Aim of the exercise.
Drop all images and give the records again exactly.

Given records.
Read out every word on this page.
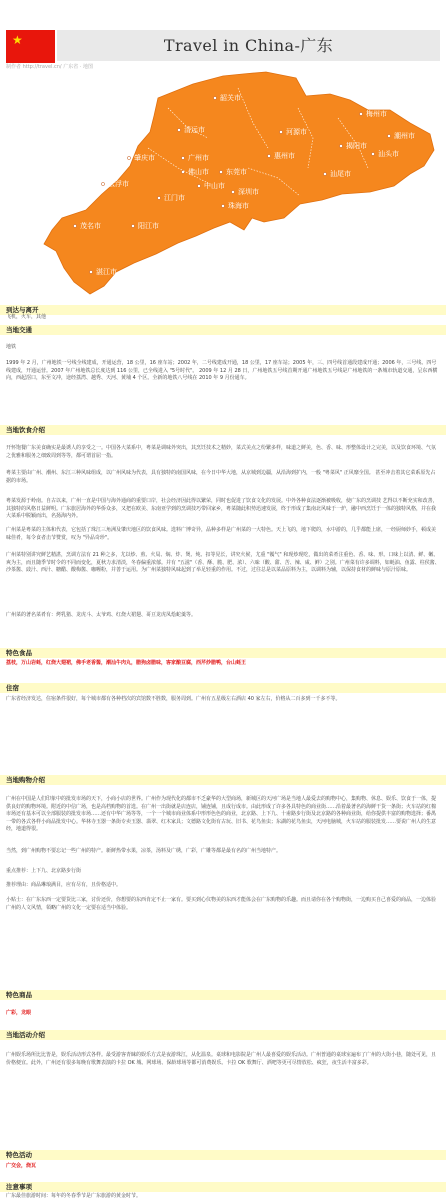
★	Travel in China-广东
制作者 http://travel.cn/ 广东省 · 地图
韶关市
梅州市
清远市	河源市	潮州市
汕头市
揭阳市
广州市	惠州市
汕尾市
肇庆市
佛山市 东莞市
云浮市
深圳市
中山市
江门市
珠海市
阳江市
茂名市
湛江市
到达与离开
飞机，火车，其他
当地交通
地铁
1999 年 2 月，广州地铁一号线全线建成，开通运营，18 公里，16 座车站；2002 年，二号线建成开通，18 公里，17 座车站；2005 年，三、四号线首通段建成开通；2006 年，三号线、四号线建成，开通运营。2007 年广州地铁总长度达到 116 公里，已全线进入 "5号时代"。 2009 年 12 月 28 日，广州地铁五号线首期开通广州地铁五号线是广州地铁的一条城市轨道交通，呈东西横向，西起滘口，东至文冲，途经荔湾、越秀、天河、黄埔 4 个区。全新的地铁八号线在 2010 年 9 月份通车。
当地饮食介绍
开怀饱餐广东美食确实是最诱人的享受之一。中国各大菜系中，粤菜是调味外突出，其烹饪技术之精妙，菜式美点之纷繁多样，味道之鲜美，色、香、味、形整体设计之完美，以及饮食环境、气氛之优雅和服务之细致周到等等，都可谓首屈一指。
粤菜主要由广州、潮州、东江三种风味组成，以广州风味为代表，具有独特的南国风味，在今日中华大地，从京城到边疆，从沿海到扩内，一般 "粤菜风" 正风靡全国。 甚至冲击着其它菜系原先占据的市场。
粤菜发源于岭南。自古以来，广州一直是中国与海外通商的重要口岸，社会经济因此得以繁荣，同时也促进了饮食文化的发展。中外各种食法逐渐被吸收，使广东的烹调技 艺得以不断充实和改善，其独特的风格日益鲜明。广东旅居海外的华侨众多，又把在欧美、东南亚学到的烹调技巧带回家乡，粤菜随此积势迅速发展，终于形成了集南北风味于一炉，融中西烹饪于一体的独特风格，并在我大菜系中脱颖而出，名扬海内外。
广州菜是粤菜的主体和代表，它包括了珠江三角洲及肇庆地区的饮食风味。选料广博奇异，品种多样是广州菜的一大特色。天上飞的，地下爬的，水中游的，几乎都能上席，一经厨师妙手，顿成美味佳肴，每令食者击节赞赏，叹为 "异品奇珍"。
广州菜特别讲究鲜艺精湛，烹调方法有 21 种之多，尤以炒、煎、火局、焖、炸、煲、炖、扣等见长，讲究火候，尤重 "镬气" 和现炒现吃，做出的菜肴注重色、香、味、形。口味上以清、鲜、嫩、爽为主，而且随季节时令的不同而变化，夏秋力求清淡，冬春偏重浓郁。并有 "五滋"（香、酥、脆、肥、浓）、六味（酸、甜、苦、辣、咸、鲜）之别。广州菜有许多调料，如蚝油、鱼露、柱侯酱、沙茶酱、豉汁、西汁、糖醋、酸梅酱、咖喱粉，并善于运用。为广州菜独特风味起到了举足轻重的作用。不过，过往总是以菜品原料为主，以调料为辅，以保持食材的鲜味与原汁原味。
广州菜的著名菜肴有：烤乳猪、龙虎斗、太爷鸡、红烧大裙翅、哥豆龙虎凤烩蛇羹等。
特色食品
荔枝，万山岩蚝，红烧大翅裙，佛手老香酱，潮汕牛肉丸，腊狗卤腊味，客家酿豆腐，西芹炒腊鸭，台山蚝王
住宿
广东省经济发达，住宿条件很好，每个城市都有各种档次的宾馆数不胜数，服务周到。广州有五星级左右酒店 40 家左右，价格从二百多到一千多不等。
当地购物介绍
广州在中国是人们印象中的批发市场的天下，小商小店的世界。广州作为现代化的都市不乏豪华的大型商场，新城区的天河广场是当地人最爱去的购物中心，集购物、休息、娱乐、饮食于一体，提供良好的购物环境。附近的中信广场，也是高档购物的首选。在广州一出街就是店连店，铺连铺，且成行成市。由此形成了许多各具特色的商业街……沿着最著名的海鲜干货一条街；火车站的红棉市场还有基本可以全部服装的批发市场……还有中华广场等等，一个一个城市商业体系中形形色色的商业，北京路、上下九、十甫路步行街及北京路的各种商业街，给你提供丰富的购物选择；番禺一带的各式各样小商品批发中心。华林寺玉器一条街专卖玉器、翡翠、红木家具；文德路文化街有古玩、旧书、花鸟鱼虫；东湖的花鸟鱼虫，天河电脑城，火车站的服装批发……要说广州人的生意经，地道得很。
当然，到广州购物不要忘记一些广州的特产。新鲜热带水果，凉茶，汤料及广绣，广彩，广雕等都是最有名的广州当地特产。
重点推荐：上下九、北京路步行街
推荐理由：商品琳琅满目，应有尽有，且价格适中。
小贴士：在广东东西一定要货比三家，讨价还价，你想要的东西肯定不止一家有。要买到心仪物美的东西才能体会在广东购物的乐趣。而且请你在各个购物街，一边购买自己喜爱的商品，一边体验广州的人文风情，領略广州的文化一定要在适当中体验。
特色商品
广彩，龙眼
当地活动介绍
广州娱乐场所比比皆是，娱乐活动形式各样。最受游客青睐的娱乐方式是夜游珠江，从化温泉。桌球和电影院是广州人最喜爱的娱乐活动。广州普通的桌球室遍布了广州的大街小巷，随处可见，且价格便宜。此外，广州还有很多每晚有歌舞表演的卡拉 OK 城、网球场、保龄球场等都可消费娱乐。卡拉 OK 歌舞厅、酒吧等更可尽情放松、疯狂，夜生活丰富多彩。
特色活动
广交会，烧瓦
注意事项
广东最佳旅游时间：每年的冬春季节是广东旅游的黄金时节。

Exercise result.
Read out every word on this page.
★	Travel in China-广东
制作者 http://travel.cn/ 广东省 · 地图
韶关市
梅州市
清远市	河源市	潮州市
汕头市
揭阳市
广州市	惠州市
汕尾市
肇庆市
佛山市 东莞市
云浮市
深圳市
中山市
江门市
珠海市
阳江市
茂名市
湛江市
到达与离开
飞机，火车，其他
当地交通
地铁
1999 年 2 月，广州地铁一号线全线建成，开通运营，18 公里，16 座车站；2002 年，二号线建成开通，18 公里，17 座车站；2005 年，三、四号线首通段建成开通；2006 年，三号线、四号线建成，开通运营。2007 年广州地铁总长度达到 116 公里，已全线进入 "5号时代"。 2009 年 12 月 28 日，广州地铁五号线首期开通广州地铁五号线是广州地铁的一条城市轨道交通，呈东西横向，西起滘口，东至文冲，途经荔湾、越秀、天河、黄埔 4 个区。全新的地铁八号线在 2010 年 9 月份通车。
当地饮食介绍
开怀饱餐广东美食确实是最诱人的享受之一。中国各大菜系中，粤菜是调味外突出，其烹饪技术之精妙，菜式美点之纷繁多样，味道之鲜美，色、香、味、形整体设计之完美，以及饮食环境、气氛之优雅和服务之细致周到等等，都可谓首屈一指。
粤菜主要由广州、潮州、东江三种风味组成，以广州风味为代表，具有独特的南国风味，在今日中华大地，从京城到边疆，从沿海到扩内，一般 "粤菜风" 正风靡全国。 甚至冲击着其它菜系原先占据的市场。
粤菜发源于岭南。自古以来，广州一直是中国与海外通商的重要口岸，社会经济因此得以繁荣，同时也促进了饮食文化的发展。中外各种食法逐渐被吸收，使广东的烹调技 艺得以不断充实和改善，其独特的风格日益鲜明。广东旅居海外的华侨众多，又把在欧美、东南亚学到的烹调技巧带回家乡，粤菜随此积势迅速发展，终于形成了集南北风味于一炉，融中西烹饪于一体的独特风格，并在我大菜系中脱颖而出，名扬海内外。
广州菜是粤菜的主体和代表，它包括了珠江三角洲及肇庆地区的饮食风味。选料广博奇异，品种多样是广州菜的一大特色。天上飞的，地下爬的，水中游的，几乎都能上席，一经厨师妙手，顿成美味佳肴，每令食者击节赞赏，叹为 "异品奇珍"。
广州菜特别讲究鲜艺精湛，烹调方法有 21 种之多，尤以炒、煎、火局、焖、炸、煲、炖、扣等见长，讲究火候，尤重 "镬气" 和现炒现吃，做出的菜肴注重色、香、味、形。口味上以清、鲜、嫩、爽为主，而且随季节时令的不同而变化，夏秋力求清淡，冬春偏重浓郁。并有 "五滋"（香、酥、脆、肥、浓）、六味（酸、甜、苦、辣、咸、鲜）之别。广州菜有许多调料，如蚝油、鱼露、柱侯酱、沙茶酱、豉汁、西汁、糖醋、酸梅酱、咖喱粉，并善于运用。为广州菜独特风味起到了举足轻重的作用。不过，过往总是以菜品原料为主，以调料为辅，以保持食材的鲜味与原汁原味。
广州菜的著名菜肴有：烤乳猪、龙虎斗、太爷鸡、红烧大裙翅、哥豆龙虎凤烩蛇羹等。
特色食品
荔枝，万山岩蚝，红烧大翅裙，佛手老香酱，潮汕牛肉丸，腊狗卤腊味，客家酿豆腐，西芹炒腊鸭，台山蚝王
住宿
广东省经济发达，住宿条件很好，每个城市都有各种档次的宾馆数不胜数，服务周到。广州有五星级左右酒店 40 家左右，价格从二百多到一千多不等。
当地购物介绍
广州在中国是人们印象中的批发市场的天下，小商小店的世界。广州作为现代化的都市不乏豪华的大型商场，新城区的天河广场是当地人最爱去的购物中心，集购物、休息、娱乐、饮食于一体，提供良好的购物环境。附近的中信广场，也是高档购物的首选。在广州一出街就是店连店，铺连铺，且成行成市。由此形成了许多各具特色的商业街……沿着最著名的海鲜干货一条街；火车站的红棉市场还有基本可以全部服装的批发市场……还有中华广场等等，一个一个城市商业体系中形形色色的商业，北京路、上下九、十甫路步行街及北京路的各种商业街，给你提供丰富的购物选择；番禺一带的各式各样小商品批发中心。华林寺玉器一条街专卖玉器、翡翠、红木家具；文德路文化街有古玩、旧书、花鸟鱼虫；东湖的花鸟鱼虫，天河电脑城，火车站的服装批发……要说广州人的生意经，地道得很。
当然，到广州购物不要忘记一些广州的特产。新鲜热带水果，凉茶，汤料及广绣，广彩，广雕等都是最有名的广州当地特产。
重点推荐：上下九、北京路步行街
推荐理由：商品琳琅满目，应有尽有，且价格适中。
小贴士：在广东东西一定要货比三家，讨价还价，你想要的东西肯定不止一家有。要买到心仪物美的东西才能体会在广东购物的乐趣。而且请你在各个购物街，一边购买自己喜爱的商品，一边体验广州的人文风情，領略广州的文化一定要在适当中体验。
特色商品
广彩，龙眼
当地活动介绍
广州娱乐场所比比皆是，娱乐活动形式各样。最受游客青睐的娱乐方式是夜游珠江，从化温泉。桌球和电影院是广州人最喜爱的娱乐活动。广州普通的桌球室遍布了广州的大街小巷，随处可见，且价格便宜。此外，广州还有很多每晚有歌舞表演的卡拉 OK 城、网球场、保龄球场等都可消费娱乐。卡拉 OK 歌舞厅、酒吧等更可尽情放松、疯狂，夜生活丰富多彩。
特色活动
广交会，烧瓦
注意事项
广东最佳旅游时间：每年的冬春季节是广东旅游的黄金时节。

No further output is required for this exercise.